DATASET EXTRACT ▸
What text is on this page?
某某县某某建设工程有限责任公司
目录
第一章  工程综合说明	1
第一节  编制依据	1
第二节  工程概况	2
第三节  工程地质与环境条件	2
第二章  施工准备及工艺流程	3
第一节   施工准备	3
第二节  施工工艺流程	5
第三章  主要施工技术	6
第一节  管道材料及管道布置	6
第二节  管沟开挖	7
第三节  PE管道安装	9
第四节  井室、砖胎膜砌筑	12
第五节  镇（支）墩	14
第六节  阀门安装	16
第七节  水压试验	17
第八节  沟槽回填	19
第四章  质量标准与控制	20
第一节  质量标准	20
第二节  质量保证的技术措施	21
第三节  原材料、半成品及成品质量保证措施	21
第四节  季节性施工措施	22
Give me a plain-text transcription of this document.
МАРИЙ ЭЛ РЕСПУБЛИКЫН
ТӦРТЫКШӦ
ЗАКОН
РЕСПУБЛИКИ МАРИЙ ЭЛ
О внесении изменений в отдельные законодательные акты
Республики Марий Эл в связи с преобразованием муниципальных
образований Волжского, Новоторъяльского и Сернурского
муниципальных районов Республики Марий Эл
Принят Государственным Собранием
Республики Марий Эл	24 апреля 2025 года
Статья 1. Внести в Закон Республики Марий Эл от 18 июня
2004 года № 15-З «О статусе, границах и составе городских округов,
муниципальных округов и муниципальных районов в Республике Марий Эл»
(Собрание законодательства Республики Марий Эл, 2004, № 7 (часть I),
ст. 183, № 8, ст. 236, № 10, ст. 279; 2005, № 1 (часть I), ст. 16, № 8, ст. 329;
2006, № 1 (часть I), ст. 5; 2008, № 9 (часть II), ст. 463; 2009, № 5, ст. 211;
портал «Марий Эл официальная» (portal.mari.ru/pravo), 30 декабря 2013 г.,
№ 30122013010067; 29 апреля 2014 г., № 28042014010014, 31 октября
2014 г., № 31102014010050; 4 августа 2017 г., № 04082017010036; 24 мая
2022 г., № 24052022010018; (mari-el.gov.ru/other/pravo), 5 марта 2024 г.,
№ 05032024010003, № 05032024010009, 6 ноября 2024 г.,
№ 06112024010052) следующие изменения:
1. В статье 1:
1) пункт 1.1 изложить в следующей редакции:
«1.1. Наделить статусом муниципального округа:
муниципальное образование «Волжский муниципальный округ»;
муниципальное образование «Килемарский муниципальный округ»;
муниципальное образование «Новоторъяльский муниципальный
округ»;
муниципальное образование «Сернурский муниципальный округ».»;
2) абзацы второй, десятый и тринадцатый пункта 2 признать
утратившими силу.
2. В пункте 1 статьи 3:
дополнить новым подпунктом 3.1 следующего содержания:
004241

WHAT TO DO ▸ Reproduce the records above exactly as they appear.

SOLUTION TO THIS PROBLEM ▸
What text is on this page?
某某县某某建设工程有限责任公司
目录
第一章  工程综合说明	1
第一节  编制依据	1
第二节  工程概况	2
第三节  工程地质与环境条件	2
第二章  施工准备及工艺流程	3
第一节   施工准备	3
第二节  施工工艺流程	5
第三章  主要施工技术	6
第一节  管道材料及管道布置	6
第二节  管沟开挖	7
第三节  PE管道安装	9
第四节  井室、砖胎膜砌筑	12
第五节  镇（支）墩	14
第六节  阀门安装	16
第七节  水压试验	17
第八节  沟槽回填	19
第四章  质量标准与控制	20
第一节  质量标准	20
第二节  质量保证的技术措施	21
第三节  原材料、半成品及成品质量保证措施	21
第四节  季节性施工措施	22
Give me a plain-text transcription of this document.
МАРИЙ ЭЛ РЕСПУБЛИКЫН
ТӦРТЫКШӦ
ЗАКОН
РЕСПУБЛИКИ МАРИЙ ЭЛ
О внесении изменений в отдельные законодательные акты
Республики Марий Эл в связи с преобразованием муниципальных
образований Волжского, Новоторъяльского и Сернурского
муниципальных районов Республики Марий Эл
Принят Государственным Собранием
Республики Марий Эл	24 апреля 2025 года
Статья 1. Внести в Закон Республики Марий Эл от 18 июня
2004 года № 15-З «О статусе, границах и составе городских округов,
муниципальных округов и муниципальных районов в Республике Марий Эл»
(Собрание законодательства Республики Марий Эл, 2004, № 7 (часть I),
ст. 183, № 8, ст. 236, № 10, ст. 279; 2005, № 1 (часть I), ст. 16, № 8, ст. 329;
2006, № 1 (часть I), ст. 5; 2008, № 9 (часть II), ст. 463; 2009, № 5, ст. 211;
портал «Марий Эл официальная» (portal.mari.ru/pravo), 30 декабря 2013 г.,
№ 30122013010067; 29 апреля 2014 г., № 28042014010014, 31 октября
2014 г., № 31102014010050; 4 августа 2017 г., № 04082017010036; 24 мая
2022 г., № 24052022010018; (mari-el.gov.ru/other/pravo), 5 марта 2024 г.,
№ 05032024010003, № 05032024010009, 6 ноября 2024 г.,
№ 06112024010052) следующие изменения:
1. В статье 1:
1) пункт 1.1 изложить в следующей редакции:
«1.1. Наделить статусом муниципального округа:
муниципальное образование «Волжский муниципальный округ»;
муниципальное образование «Килемарский муниципальный округ»;
муниципальное образование «Новоторъяльский муниципальный
округ»;
муниципальное образование «Сернурский муниципальный округ».»;
2) абзацы второй, десятый и тринадцатый пункта 2 признать
утратившими силу.
2. В пункте 1 статьи 3:
дополнить новым подпунктом 3.1 следующего содержания:
004241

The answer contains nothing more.